**Listed records**:
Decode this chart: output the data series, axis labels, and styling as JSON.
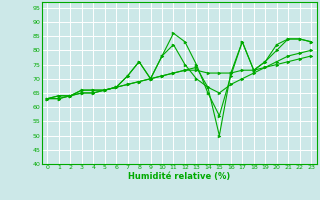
{
  "title": "",
  "xlabel": "Humidité relative (%)",
  "ylabel": "",
  "xlim": [
    -0.5,
    23.5
  ],
  "ylim": [
    40,
    97
  ],
  "yticks": [
    40,
    45,
    50,
    55,
    60,
    65,
    70,
    75,
    80,
    85,
    90,
    95
  ],
  "xticks": [
    0,
    1,
    2,
    3,
    4,
    5,
    6,
    7,
    8,
    9,
    10,
    11,
    12,
    13,
    14,
    15,
    16,
    17,
    18,
    19,
    20,
    21,
    22,
    23
  ],
  "bg_color": "#cce8e8",
  "grid_color": "#ffffff",
  "line_color": "#00aa00",
  "lines": [
    [
      63,
      64,
      64,
      66,
      66,
      66,
      67,
      71,
      76,
      70,
      78,
      86,
      83,
      75,
      65,
      57,
      71,
      83,
      73,
      76,
      82,
      84,
      84,
      83
    ],
    [
      63,
      64,
      64,
      66,
      66,
      66,
      67,
      71,
      76,
      70,
      78,
      82,
      75,
      70,
      67,
      50,
      72,
      83,
      73,
      76,
      80,
      84,
      84,
      83
    ],
    [
      63,
      63,
      64,
      65,
      65,
      66,
      67,
      68,
      69,
      70,
      71,
      72,
      73,
      74,
      67,
      65,
      68,
      70,
      72,
      74,
      76,
      78,
      79,
      80
    ],
    [
      63,
      63,
      64,
      65,
      65,
      66,
      67,
      68,
      69,
      70,
      71,
      72,
      73,
      73,
      72,
      72,
      72,
      73,
      73,
      74,
      75,
      76,
      77,
      78
    ]
  ]
}
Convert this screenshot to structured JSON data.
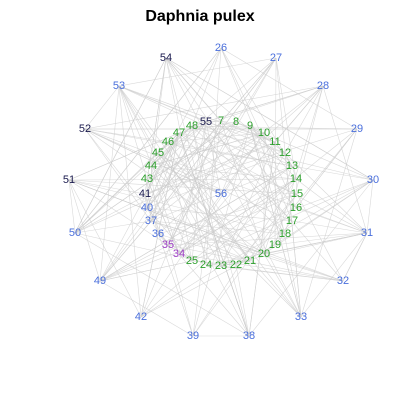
{
  "title": "Daphnia pulex",
  "colors": {
    "outer": "#4a6fdc",
    "inner": "#2ca02c",
    "dark": "#1a1a4e",
    "purple": "#a040c8",
    "edge": "#cccccc"
  },
  "nodes": [
    {
      "id": "7",
      "group": "inner"
    },
    {
      "id": "8",
      "group": "inner"
    },
    {
      "id": "9",
      "group": "inner"
    },
    {
      "id": "10",
      "group": "inner"
    },
    {
      "id": "11",
      "group": "inner"
    },
    {
      "id": "12",
      "group": "inner"
    },
    {
      "id": "13",
      "group": "inner"
    },
    {
      "id": "14",
      "group": "inner"
    },
    {
      "id": "15",
      "group": "inner"
    },
    {
      "id": "16",
      "group": "inner"
    },
    {
      "id": "17",
      "group": "inner"
    },
    {
      "id": "18",
      "group": "inner"
    },
    {
      "id": "19",
      "group": "inner"
    },
    {
      "id": "20",
      "group": "inner"
    },
    {
      "id": "21",
      "group": "inner"
    },
    {
      "id": "22",
      "group": "inner"
    },
    {
      "id": "23",
      "group": "inner"
    },
    {
      "id": "24",
      "group": "inner"
    },
    {
      "id": "25",
      "group": "inner"
    },
    {
      "id": "34",
      "group": "purple"
    },
    {
      "id": "35",
      "group": "purple"
    },
    {
      "id": "36",
      "group": "outer"
    },
    {
      "id": "37",
      "group": "outer"
    },
    {
      "id": "40",
      "group": "outer"
    },
    {
      "id": "41",
      "group": "dark"
    },
    {
      "id": "43",
      "group": "inner"
    },
    {
      "id": "44",
      "group": "inner"
    },
    {
      "id": "45",
      "group": "inner"
    },
    {
      "id": "46",
      "group": "inner"
    },
    {
      "id": "47",
      "group": "inner"
    },
    {
      "id": "48",
      "group": "inner"
    },
    {
      "id": "55",
      "group": "dark"
    },
    {
      "id": "56",
      "group": "outer"
    },
    {
      "id": "26",
      "group": "outer"
    },
    {
      "id": "27",
      "group": "outer"
    },
    {
      "id": "28",
      "group": "outer"
    },
    {
      "id": "29",
      "group": "outer"
    },
    {
      "id": "30",
      "group": "outer"
    },
    {
      "id": "31",
      "group": "outer"
    },
    {
      "id": "32",
      "group": "outer"
    },
    {
      "id": "33",
      "group": "outer"
    },
    {
      "id": "38",
      "group": "outer"
    },
    {
      "id": "39",
      "group": "outer"
    },
    {
      "id": "42",
      "group": "outer"
    },
    {
      "id": "49",
      "group": "outer"
    },
    {
      "id": "50",
      "group": "outer"
    },
    {
      "id": "51",
      "group": "dark"
    },
    {
      "id": "52",
      "group": "dark"
    },
    {
      "id": "53",
      "group": "outer"
    },
    {
      "id": "54",
      "group": "dark"
    }
  ]
}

**The exercise**:
What is the number of lines in the records above that include the word "data"? Reply with that number and nothing more.

**Finished answer**:
2